# Task to complete
Scan the data below and pick out the lines containing the word "color".
===== Data to process =====
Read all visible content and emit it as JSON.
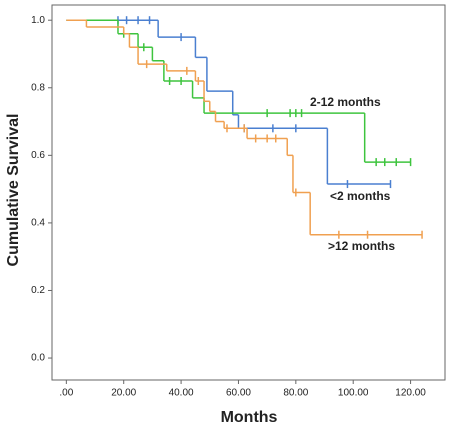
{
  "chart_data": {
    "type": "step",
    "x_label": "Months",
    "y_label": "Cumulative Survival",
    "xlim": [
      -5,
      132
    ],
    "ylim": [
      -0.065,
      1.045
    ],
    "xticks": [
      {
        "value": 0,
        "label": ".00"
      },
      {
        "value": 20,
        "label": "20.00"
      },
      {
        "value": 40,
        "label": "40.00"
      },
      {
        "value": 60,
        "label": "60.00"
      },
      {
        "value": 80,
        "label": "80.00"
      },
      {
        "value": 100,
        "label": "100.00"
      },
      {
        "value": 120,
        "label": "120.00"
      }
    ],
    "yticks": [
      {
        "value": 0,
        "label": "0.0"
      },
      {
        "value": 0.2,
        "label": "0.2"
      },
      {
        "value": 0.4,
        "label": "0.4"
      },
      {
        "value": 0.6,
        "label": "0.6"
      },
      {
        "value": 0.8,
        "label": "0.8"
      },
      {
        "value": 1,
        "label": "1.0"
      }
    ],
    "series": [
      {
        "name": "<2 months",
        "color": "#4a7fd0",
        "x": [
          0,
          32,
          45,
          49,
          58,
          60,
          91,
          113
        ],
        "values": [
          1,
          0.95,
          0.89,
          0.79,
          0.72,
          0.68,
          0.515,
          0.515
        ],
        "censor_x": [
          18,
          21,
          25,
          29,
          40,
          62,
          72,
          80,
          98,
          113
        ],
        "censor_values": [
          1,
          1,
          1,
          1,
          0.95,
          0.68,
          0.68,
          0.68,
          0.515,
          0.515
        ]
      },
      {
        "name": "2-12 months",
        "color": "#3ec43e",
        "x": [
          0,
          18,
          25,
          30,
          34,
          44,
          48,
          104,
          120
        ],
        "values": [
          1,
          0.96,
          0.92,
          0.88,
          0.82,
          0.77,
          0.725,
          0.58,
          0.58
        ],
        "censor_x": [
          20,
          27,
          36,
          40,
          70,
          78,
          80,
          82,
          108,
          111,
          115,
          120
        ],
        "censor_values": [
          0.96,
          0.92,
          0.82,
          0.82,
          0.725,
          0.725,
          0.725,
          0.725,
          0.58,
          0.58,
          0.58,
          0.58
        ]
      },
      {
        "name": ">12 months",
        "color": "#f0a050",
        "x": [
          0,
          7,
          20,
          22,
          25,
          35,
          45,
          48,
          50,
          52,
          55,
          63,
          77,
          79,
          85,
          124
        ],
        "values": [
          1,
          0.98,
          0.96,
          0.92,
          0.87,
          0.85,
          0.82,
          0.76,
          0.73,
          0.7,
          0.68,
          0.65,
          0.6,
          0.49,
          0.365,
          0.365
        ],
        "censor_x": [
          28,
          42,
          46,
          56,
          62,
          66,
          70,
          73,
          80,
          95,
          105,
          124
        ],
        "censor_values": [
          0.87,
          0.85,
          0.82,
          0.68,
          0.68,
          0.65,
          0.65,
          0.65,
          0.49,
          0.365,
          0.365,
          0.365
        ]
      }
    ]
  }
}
=====
# Response to this task
        "color": "#4a7fd0",
        "color": "#3ec43e",
        "color": "#f0a050",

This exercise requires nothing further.